[START DATASET EXTRACT]

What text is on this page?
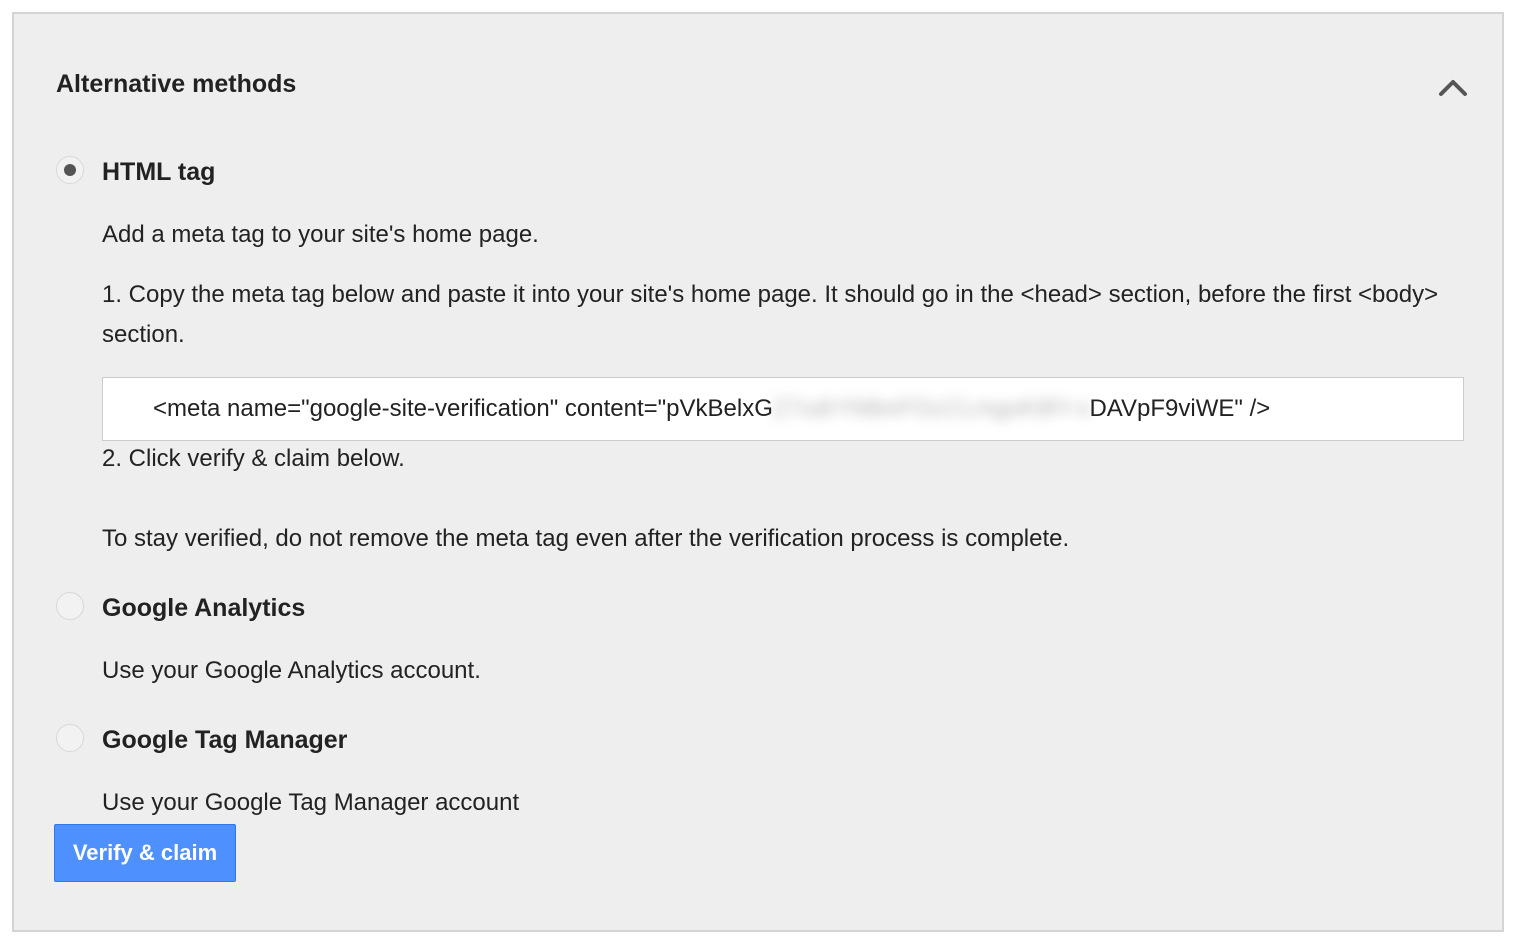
Alternative methods
HTML tag
Add a meta tag to your site's home page.
1. Copy the meta tag below and paste it into your site's home page. It should go in the <head> section, before the first <body> section.
<meta name="google-site-verification" content="pVkBelxGZ7udrYMbnFGcCLmgoK8lY-sDAVpF9viWE" />
2. Click verify & claim below.
To stay verified, do not remove the meta tag even after the verification process is complete.
Google Analytics
Use your Google Analytics account.
Google Tag Manager
Use your Google Tag Manager account
Verify & claim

[END DATASET EXTRACT]

WHAT TO PRODUCE:
All records should be output exactly, with the pictures left out.

IN RESPONSE:
What text is on this page?
Alternative methods
HTML tag
Add a meta tag to your site's home page.
1. Copy the meta tag below and paste it into your site's home page. It should go in the <head> section, before the first <body> section.
<meta name="google-site-verification" content="pVkBelxGZ7udrYMbnFGcCLmgoK8lY-sDAVpF9viWE" />
2. Click verify & claim below.
To stay verified, do not remove the meta tag even after the verification process is complete.
Google Analytics
Use your Google Analytics account.
Google Tag Manager
Use your Google Tag Manager account
Verify & claim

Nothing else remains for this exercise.